** Extracto de página **
* * *

Nueve días después, el calefont mal instalado por mi hermano mayor, provocó un
incendio, donde perdimos todo. Como los psicoanalistas dirían, fue un acting out. De
alguna manera, lo esperábamos —inconscientemente— en algún momento de nuestras
vidas.
Nos reunimos nuevamente, pero esta vez sin electricidad. Nos dimos cuenta de que lo que
habíamos vivido no era tan grave —o eso creíamos—. Encendimos una radio a pilas y
continuamos con nuestra reunión. Se hablaba de posibles tsunamis, de los fallecidos en la
Isla Juan Fernández, de un barco varado en el norte y de las críticas hacia la soa Bachelet.
En nuestro estado etílico, nada parecía demasiado complicado.
El 11 de marzo del mismo año, las réplicas venían cada 20 minutos. El saldo final por el 27
de febrero llegó a 525 muertos. Todavía buscaban a otros 23 que nunca aparecieron. Se
produjo otro terremoto en Pichilemu, esta vez de 6.9 grados. Y como predijo la biblia,
vinieron cosas peores; asumió el primer presidente empresario de Chile, Sebastián Piñera
Echeñique. Lo demás, es cuento sabido.

* * *

** Ítems proporcionados **

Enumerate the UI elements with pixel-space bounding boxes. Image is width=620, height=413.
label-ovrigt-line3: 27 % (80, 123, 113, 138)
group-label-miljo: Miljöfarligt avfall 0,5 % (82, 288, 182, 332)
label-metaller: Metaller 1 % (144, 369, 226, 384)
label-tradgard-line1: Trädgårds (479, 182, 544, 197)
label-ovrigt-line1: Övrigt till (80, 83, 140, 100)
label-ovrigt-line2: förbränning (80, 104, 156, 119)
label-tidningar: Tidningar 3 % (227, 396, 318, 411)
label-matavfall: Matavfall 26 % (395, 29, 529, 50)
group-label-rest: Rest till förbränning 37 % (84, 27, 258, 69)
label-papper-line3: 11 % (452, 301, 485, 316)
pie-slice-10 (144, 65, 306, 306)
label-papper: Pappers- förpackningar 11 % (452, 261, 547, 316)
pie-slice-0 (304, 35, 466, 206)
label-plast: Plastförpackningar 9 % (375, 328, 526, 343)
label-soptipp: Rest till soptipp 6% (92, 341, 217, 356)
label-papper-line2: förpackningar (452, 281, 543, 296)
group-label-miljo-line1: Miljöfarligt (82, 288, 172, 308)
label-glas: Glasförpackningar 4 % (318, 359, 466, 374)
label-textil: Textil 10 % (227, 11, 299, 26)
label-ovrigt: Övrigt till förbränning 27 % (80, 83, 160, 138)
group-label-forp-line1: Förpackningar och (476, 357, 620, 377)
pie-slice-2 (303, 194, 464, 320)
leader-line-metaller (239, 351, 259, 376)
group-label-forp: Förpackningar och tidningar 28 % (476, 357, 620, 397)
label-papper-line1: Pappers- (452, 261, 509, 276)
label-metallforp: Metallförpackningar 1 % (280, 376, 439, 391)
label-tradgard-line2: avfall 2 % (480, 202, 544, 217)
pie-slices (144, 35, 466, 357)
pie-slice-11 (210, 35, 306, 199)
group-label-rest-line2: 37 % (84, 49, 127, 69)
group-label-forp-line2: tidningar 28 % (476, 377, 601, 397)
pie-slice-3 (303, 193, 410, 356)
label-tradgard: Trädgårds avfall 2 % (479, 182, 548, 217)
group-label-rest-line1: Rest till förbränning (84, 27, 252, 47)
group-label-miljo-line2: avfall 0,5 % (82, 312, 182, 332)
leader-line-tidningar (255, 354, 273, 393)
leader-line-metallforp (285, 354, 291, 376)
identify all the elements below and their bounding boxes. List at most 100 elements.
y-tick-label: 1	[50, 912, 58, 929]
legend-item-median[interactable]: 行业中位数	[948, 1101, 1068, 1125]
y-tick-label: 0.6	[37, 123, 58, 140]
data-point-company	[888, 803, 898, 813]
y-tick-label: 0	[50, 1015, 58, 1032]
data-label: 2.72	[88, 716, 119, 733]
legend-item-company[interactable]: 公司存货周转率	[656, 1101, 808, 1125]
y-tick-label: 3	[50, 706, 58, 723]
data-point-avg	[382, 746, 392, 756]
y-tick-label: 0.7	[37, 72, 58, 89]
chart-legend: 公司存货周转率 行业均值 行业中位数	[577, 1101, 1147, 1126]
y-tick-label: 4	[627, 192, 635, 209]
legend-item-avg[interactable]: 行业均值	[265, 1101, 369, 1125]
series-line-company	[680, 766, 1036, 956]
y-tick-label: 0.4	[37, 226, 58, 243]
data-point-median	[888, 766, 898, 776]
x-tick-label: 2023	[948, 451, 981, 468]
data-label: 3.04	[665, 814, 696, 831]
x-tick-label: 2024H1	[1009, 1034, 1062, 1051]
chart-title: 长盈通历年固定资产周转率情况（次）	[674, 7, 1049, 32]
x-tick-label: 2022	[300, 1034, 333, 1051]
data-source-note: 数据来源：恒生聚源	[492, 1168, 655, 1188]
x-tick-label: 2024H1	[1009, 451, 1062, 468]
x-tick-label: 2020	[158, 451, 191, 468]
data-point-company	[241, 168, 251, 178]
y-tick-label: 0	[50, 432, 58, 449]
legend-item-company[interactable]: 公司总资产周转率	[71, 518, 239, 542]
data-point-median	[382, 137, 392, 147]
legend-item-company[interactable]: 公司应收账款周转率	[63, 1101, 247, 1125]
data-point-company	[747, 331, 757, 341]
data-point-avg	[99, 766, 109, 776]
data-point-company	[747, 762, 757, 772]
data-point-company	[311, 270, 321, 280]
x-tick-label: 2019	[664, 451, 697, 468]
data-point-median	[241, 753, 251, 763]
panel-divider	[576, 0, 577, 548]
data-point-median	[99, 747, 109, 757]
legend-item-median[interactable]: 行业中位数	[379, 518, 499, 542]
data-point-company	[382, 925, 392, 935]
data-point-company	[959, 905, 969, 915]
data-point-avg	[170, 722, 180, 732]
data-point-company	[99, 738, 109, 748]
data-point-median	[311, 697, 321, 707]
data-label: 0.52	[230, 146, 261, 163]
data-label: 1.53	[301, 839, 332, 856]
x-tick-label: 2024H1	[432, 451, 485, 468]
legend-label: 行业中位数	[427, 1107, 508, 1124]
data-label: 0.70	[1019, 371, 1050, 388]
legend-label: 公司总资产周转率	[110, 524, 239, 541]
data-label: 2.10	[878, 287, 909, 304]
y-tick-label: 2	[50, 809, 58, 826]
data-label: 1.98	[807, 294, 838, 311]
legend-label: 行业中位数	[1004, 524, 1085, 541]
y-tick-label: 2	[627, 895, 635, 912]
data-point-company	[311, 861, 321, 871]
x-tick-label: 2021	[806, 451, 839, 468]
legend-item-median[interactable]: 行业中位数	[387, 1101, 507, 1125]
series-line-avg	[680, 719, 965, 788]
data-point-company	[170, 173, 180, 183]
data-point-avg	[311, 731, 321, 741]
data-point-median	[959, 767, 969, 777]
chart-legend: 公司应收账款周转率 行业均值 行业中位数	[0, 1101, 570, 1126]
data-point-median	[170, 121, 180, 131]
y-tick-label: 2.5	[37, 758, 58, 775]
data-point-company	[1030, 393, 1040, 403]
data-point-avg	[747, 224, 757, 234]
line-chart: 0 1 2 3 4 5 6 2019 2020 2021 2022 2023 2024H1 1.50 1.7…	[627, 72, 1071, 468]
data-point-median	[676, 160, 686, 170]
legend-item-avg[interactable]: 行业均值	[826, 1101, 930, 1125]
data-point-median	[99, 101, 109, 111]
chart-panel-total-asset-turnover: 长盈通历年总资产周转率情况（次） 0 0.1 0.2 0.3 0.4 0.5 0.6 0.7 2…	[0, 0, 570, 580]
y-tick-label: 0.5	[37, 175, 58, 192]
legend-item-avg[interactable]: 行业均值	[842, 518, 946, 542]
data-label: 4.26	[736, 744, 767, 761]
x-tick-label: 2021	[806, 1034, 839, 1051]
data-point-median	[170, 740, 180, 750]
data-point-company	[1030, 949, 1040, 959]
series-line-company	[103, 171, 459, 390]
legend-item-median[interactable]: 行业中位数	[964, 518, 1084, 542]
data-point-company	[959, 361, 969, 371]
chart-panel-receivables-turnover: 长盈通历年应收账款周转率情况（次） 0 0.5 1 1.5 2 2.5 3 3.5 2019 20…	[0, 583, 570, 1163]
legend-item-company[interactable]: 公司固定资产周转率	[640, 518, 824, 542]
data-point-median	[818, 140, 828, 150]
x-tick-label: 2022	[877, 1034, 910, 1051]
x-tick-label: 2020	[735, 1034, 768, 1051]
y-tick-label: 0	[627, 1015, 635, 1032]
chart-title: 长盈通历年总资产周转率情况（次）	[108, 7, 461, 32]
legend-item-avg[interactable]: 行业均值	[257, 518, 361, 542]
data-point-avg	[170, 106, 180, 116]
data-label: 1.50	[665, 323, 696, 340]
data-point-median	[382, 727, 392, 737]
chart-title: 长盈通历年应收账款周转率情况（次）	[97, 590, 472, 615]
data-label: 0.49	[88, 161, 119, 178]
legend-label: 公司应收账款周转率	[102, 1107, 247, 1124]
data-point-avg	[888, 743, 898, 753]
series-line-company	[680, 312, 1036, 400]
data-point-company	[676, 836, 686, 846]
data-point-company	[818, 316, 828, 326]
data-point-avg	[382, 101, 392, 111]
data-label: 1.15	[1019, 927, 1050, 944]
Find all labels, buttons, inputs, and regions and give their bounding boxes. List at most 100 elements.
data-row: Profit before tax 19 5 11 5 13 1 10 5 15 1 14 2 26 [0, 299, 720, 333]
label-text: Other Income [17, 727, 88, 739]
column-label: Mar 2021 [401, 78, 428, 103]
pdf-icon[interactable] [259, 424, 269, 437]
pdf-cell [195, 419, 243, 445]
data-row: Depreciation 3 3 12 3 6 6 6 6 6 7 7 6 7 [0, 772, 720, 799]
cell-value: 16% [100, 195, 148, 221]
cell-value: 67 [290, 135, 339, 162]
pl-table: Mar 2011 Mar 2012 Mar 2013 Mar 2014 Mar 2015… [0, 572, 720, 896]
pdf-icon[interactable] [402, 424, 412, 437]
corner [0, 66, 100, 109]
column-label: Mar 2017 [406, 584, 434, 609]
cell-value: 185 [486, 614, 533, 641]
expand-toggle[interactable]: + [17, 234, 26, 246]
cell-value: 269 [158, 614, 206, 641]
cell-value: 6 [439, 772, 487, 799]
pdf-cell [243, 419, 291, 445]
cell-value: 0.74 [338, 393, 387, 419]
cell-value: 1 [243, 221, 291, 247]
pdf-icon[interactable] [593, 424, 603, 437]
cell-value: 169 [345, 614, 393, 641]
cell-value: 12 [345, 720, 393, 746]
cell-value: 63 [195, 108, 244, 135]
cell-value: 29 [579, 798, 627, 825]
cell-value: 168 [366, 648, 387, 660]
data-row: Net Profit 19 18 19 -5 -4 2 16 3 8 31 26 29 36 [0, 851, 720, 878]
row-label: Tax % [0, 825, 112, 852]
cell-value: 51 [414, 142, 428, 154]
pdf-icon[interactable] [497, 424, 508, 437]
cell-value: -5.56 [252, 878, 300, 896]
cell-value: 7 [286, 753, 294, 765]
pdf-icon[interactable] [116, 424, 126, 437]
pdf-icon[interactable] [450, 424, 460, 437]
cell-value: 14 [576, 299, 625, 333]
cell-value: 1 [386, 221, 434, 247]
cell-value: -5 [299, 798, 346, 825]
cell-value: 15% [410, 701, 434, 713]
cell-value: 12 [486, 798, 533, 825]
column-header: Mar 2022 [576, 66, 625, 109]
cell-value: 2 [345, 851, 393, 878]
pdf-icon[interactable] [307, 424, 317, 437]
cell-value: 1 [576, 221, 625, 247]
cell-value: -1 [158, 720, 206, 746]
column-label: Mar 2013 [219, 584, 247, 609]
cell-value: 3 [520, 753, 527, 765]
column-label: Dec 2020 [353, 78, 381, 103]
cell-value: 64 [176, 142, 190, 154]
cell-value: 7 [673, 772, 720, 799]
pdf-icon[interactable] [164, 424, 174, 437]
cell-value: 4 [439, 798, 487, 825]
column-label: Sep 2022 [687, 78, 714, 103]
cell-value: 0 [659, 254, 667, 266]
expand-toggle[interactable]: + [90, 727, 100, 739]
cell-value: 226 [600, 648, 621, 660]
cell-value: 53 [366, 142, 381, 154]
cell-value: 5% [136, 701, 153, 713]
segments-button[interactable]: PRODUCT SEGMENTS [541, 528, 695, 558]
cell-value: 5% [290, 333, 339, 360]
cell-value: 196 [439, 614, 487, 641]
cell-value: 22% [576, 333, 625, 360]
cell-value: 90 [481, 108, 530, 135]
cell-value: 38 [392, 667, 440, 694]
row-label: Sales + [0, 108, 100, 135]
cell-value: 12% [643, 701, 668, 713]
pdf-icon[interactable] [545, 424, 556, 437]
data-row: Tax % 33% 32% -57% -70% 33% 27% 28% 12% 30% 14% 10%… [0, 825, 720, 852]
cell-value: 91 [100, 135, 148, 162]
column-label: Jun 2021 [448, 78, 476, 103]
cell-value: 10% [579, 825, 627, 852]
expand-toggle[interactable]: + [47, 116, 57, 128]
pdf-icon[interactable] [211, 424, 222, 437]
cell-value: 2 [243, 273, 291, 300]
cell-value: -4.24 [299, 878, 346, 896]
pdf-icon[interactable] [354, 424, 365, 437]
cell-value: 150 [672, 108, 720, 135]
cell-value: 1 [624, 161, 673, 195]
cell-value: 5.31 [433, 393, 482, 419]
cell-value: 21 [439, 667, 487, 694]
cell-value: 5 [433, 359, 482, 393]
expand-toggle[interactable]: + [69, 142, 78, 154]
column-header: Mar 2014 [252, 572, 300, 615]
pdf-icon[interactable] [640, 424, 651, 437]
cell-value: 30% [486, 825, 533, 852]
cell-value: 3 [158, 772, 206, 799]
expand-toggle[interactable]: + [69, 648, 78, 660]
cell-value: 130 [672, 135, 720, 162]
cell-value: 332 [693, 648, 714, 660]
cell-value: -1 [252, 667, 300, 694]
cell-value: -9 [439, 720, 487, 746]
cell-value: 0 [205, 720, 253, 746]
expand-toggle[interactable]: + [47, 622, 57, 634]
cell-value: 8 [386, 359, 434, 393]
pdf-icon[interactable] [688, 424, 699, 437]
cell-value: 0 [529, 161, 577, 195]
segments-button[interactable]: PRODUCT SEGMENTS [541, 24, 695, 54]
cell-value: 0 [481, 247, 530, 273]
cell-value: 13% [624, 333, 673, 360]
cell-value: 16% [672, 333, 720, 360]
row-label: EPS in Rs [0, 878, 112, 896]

* * *

** Preguntas por responder **
(1) Indique si cada afirmación concuerda con el extracto, contestando sí o no y citando literalmente las palabras que lo deciden: (a) el incendio lo provocó un calefont mal instalado; (b) el terremoto de Pichilemu fue de 7.5 grados; (c) durante la nueva reunión había electricidad.
(2) De acuerdo con el extracto, ¿por qué nada parecía demasiado complicado mientras la radio hablaba de tsunamis y fallecidos? Responda en una a tres oraciones.

** Respuestas **
(1)
(a) Sí: "el calefont mal instalado por mi hermano mayor, provocó un incendio".
(b) No: "esta vez de 6.9 grados".
(c) No: "pero esta vez sin electricidad".

(2) Nada parecía demasiado complicado porque quienes estaban reunidos se encontraban en estado etílico. El extracto lo dice así: "En nuestro estado etílico, nada parecía demasiado complicado".